### YOUR OBJECTIVE
Scan the listing below and copy every line holding "text".

### RECORDS FOR THIS EXERCISE

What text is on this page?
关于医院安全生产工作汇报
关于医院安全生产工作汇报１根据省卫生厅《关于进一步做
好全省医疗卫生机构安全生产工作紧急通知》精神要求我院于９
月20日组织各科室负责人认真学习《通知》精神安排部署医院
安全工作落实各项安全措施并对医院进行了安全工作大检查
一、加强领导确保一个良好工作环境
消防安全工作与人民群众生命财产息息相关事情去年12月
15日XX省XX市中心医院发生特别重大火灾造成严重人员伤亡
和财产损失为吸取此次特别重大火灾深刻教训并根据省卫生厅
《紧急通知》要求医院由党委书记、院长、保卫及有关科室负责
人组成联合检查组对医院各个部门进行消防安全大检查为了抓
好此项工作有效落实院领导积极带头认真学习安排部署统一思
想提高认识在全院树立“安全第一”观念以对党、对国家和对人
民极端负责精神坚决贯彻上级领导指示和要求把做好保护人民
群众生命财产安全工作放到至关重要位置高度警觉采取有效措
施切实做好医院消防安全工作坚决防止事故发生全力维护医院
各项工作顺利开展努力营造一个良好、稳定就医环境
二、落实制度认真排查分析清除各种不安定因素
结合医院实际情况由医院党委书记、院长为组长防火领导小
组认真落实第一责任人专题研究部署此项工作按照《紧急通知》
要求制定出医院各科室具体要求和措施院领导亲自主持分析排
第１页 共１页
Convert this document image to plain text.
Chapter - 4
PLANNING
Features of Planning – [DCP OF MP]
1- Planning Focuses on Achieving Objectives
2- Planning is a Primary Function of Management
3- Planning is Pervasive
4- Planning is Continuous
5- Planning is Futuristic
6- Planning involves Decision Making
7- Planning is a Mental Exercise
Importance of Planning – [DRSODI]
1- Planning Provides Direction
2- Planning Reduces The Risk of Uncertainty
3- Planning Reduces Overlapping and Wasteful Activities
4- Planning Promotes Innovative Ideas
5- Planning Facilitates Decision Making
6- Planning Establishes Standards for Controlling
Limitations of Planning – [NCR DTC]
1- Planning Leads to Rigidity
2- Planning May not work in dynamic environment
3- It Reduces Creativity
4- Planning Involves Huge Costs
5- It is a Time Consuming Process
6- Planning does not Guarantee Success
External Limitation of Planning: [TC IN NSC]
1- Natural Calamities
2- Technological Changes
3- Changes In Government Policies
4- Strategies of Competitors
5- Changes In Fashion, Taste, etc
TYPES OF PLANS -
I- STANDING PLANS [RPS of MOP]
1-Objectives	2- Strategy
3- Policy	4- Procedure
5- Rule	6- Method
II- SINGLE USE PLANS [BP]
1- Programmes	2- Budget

### EXERCISE ANSWER
What text is on this page?
Convert this document image to plain text.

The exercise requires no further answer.